[Dataset entries]
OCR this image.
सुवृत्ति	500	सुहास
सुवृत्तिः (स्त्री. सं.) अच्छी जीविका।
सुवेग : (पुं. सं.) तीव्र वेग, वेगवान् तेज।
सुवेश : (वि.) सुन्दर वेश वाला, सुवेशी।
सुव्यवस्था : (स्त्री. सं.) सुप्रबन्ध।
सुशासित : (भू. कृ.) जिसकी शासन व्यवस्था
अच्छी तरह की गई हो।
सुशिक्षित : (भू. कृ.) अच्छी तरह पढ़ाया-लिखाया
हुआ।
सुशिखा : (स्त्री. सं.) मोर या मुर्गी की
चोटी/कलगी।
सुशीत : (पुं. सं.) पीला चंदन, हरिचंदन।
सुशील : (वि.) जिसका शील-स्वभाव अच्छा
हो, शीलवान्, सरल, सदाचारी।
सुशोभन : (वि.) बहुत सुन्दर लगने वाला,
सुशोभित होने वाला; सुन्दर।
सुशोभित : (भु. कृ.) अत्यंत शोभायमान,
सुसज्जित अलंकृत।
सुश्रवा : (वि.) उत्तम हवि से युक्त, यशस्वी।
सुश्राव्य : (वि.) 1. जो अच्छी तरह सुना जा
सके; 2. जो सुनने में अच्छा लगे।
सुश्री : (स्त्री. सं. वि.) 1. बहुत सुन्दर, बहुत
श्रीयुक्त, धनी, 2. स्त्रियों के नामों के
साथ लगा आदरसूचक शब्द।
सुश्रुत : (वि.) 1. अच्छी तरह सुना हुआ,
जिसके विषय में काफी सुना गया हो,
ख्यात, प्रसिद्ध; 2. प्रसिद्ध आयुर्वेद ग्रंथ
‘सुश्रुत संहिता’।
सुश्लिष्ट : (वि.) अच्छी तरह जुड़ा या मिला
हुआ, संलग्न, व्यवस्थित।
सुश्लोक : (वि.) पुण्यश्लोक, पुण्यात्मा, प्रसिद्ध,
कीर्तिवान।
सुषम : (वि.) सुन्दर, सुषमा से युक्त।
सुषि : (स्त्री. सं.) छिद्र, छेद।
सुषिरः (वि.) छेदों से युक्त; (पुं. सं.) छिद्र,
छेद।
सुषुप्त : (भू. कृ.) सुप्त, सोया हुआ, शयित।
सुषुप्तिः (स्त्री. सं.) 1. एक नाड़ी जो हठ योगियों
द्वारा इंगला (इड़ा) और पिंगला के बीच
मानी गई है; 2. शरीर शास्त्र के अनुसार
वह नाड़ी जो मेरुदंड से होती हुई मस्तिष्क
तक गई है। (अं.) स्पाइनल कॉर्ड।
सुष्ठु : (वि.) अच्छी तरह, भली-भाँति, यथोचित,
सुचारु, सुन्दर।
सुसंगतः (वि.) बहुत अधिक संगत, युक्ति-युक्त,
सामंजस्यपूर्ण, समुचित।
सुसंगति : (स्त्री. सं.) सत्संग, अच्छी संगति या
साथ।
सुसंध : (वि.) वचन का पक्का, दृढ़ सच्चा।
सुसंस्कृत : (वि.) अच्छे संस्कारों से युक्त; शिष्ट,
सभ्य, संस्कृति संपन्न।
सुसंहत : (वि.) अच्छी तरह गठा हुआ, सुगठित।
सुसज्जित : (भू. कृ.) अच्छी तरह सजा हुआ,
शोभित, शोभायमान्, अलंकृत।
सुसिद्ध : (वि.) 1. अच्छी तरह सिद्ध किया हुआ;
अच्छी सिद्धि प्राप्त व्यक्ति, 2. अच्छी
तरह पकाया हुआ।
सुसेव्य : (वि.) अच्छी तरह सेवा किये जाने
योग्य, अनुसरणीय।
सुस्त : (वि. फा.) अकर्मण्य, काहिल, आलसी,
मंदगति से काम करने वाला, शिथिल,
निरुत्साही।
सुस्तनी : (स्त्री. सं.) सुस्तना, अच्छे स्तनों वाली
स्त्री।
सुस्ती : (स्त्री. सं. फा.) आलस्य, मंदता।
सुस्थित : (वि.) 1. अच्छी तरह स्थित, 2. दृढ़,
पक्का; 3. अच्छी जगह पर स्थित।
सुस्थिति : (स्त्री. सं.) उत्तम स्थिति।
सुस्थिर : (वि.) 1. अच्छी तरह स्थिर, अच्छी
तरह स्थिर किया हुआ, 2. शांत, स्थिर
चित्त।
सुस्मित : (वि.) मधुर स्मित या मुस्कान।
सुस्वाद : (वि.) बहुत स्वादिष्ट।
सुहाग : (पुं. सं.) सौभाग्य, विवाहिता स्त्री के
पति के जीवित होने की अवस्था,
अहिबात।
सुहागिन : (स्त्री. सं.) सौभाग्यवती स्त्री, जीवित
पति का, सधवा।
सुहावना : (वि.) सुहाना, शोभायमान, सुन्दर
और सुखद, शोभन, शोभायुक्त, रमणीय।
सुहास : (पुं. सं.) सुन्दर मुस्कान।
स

#### [YOUR INSTRUCTIONS]
Write the entries again, exactly as they stand.

#### [PROBLEM SOLUTION]
OCR this image.
सुवृत्ति	500	सुहास
सुवृत्तिः (स्त्री. सं.) अच्छी जीविका।
सुवेग : (पुं. सं.) तीव्र वेग, वेगवान् तेज।
सुवेश : (वि.) सुन्दर वेश वाला, सुवेशी।
सुव्यवस्था : (स्त्री. सं.) सुप्रबन्ध।
सुशासित : (भू. कृ.) जिसकी शासन व्यवस्था
अच्छी तरह की गई हो।
सुशिक्षित : (भू. कृ.) अच्छी तरह पढ़ाया-लिखाया
हुआ।
सुशिखा : (स्त्री. सं.) मोर या मुर्गी की
चोटी/कलगी।
सुशीत : (पुं. सं.) पीला चंदन, हरिचंदन।
सुशील : (वि.) जिसका शील-स्वभाव अच्छा
हो, शीलवान्, सरल, सदाचारी।
सुशोभन : (वि.) बहुत सुन्दर लगने वाला,
सुशोभित होने वाला; सुन्दर।
सुशोभित : (भु. कृ.) अत्यंत शोभायमान,
सुसज्जित अलंकृत।
सुश्रवा : (वि.) उत्तम हवि से युक्त, यशस्वी।
सुश्राव्य : (वि.) 1. जो अच्छी तरह सुना जा
सके; 2. जो सुनने में अच्छा लगे।
सुश्री : (स्त्री. सं. वि.) 1. बहुत सुन्दर, बहुत
श्रीयुक्त, धनी, 2. स्त्रियों के नामों के
साथ लगा आदरसूचक शब्द।
सुश्रुत : (वि.) 1. अच्छी तरह सुना हुआ,
जिसके विषय में काफी सुना गया हो,
ख्यात, प्रसिद्ध; 2. प्रसिद्ध आयुर्वेद ग्रंथ
‘सुश्रुत संहिता’।
सुश्लिष्ट : (वि.) अच्छी तरह जुड़ा या मिला
हुआ, संलग्न, व्यवस्थित।
सुश्लोक : (वि.) पुण्यश्लोक, पुण्यात्मा, प्रसिद्ध,
कीर्तिवान।
सुषम : (वि.) सुन्दर, सुषमा से युक्त।
सुषि : (स्त्री. सं.) छिद्र, छेद।
सुषिरः (वि.) छेदों से युक्त; (पुं. सं.) छिद्र,
छेद।
सुषुप्त : (भू. कृ.) सुप्त, सोया हुआ, शयित।
सुषुप्तिः (स्त्री. सं.) 1. एक नाड़ी जो हठ योगियों
द्वारा इंगला (इड़ा) और पिंगला के बीच
मानी गई है; 2. शरीर शास्त्र के अनुसार
वह नाड़ी जो मेरुदंड से होती हुई मस्तिष्क
तक गई है। (अं.) स्पाइनल कॉर्ड।
सुष्ठु : (वि.) अच्छी तरह, भली-भाँति, यथोचित,
सुचारु, सुन्दर।
सुसंगतः (वि.) बहुत अधिक संगत, युक्ति-युक्त,
सामंजस्यपूर्ण, समुचित।
सुसंगति : (स्त्री. सं.) सत्संग, अच्छी संगति या
साथ।
सुसंध : (वि.) वचन का पक्का, दृढ़ सच्चा।
सुसंस्कृत : (वि.) अच्छे संस्कारों से युक्त; शिष्ट,
सभ्य, संस्कृति संपन्न।
सुसंहत : (वि.) अच्छी तरह गठा हुआ, सुगठित।
सुसज्जित : (भू. कृ.) अच्छी तरह सजा हुआ,
शोभित, शोभायमान्, अलंकृत।
सुसिद्ध : (वि.) 1. अच्छी तरह सिद्ध किया हुआ;
अच्छी सिद्धि प्राप्त व्यक्ति, 2. अच्छी
तरह पकाया हुआ।
सुसेव्य : (वि.) अच्छी तरह सेवा किये जाने
योग्य, अनुसरणीय।
सुस्त : (वि. फा.) अकर्मण्य, काहिल, आलसी,
मंदगति से काम करने वाला, शिथिल,
निरुत्साही।
सुस्तनी : (स्त्री. सं.) सुस्तना, अच्छे स्तनों वाली
स्त्री।
सुस्ती : (स्त्री. सं. फा.) आलस्य, मंदता।
सुस्थित : (वि.) 1. अच्छी तरह स्थित, 2. दृढ़,
पक्का; 3. अच्छी जगह पर स्थित।
सुस्थिति : (स्त्री. सं.) उत्तम स्थिति।
सुस्थिर : (वि.) 1. अच्छी तरह स्थिर, अच्छी
तरह स्थिर किया हुआ, 2. शांत, स्थिर
चित्त।
सुस्मित : (वि.) मधुर स्मित या मुस्कान।
सुस्वाद : (वि.) बहुत स्वादिष्ट।
सुहाग : (पुं. सं.) सौभाग्य, विवाहिता स्त्री के
पति के जीवित होने की अवस्था,
अहिबात।
सुहागिन : (स्त्री. सं.) सौभाग्यवती स्त्री, जीवित
पति का, सधवा।
सुहावना : (वि.) सुहाना, शोभायमान, सुन्दर
और सुखद, शोभन, शोभायुक्त, रमणीय।
सुहास : (पुं. सं.) सुन्दर मुस्कान।
स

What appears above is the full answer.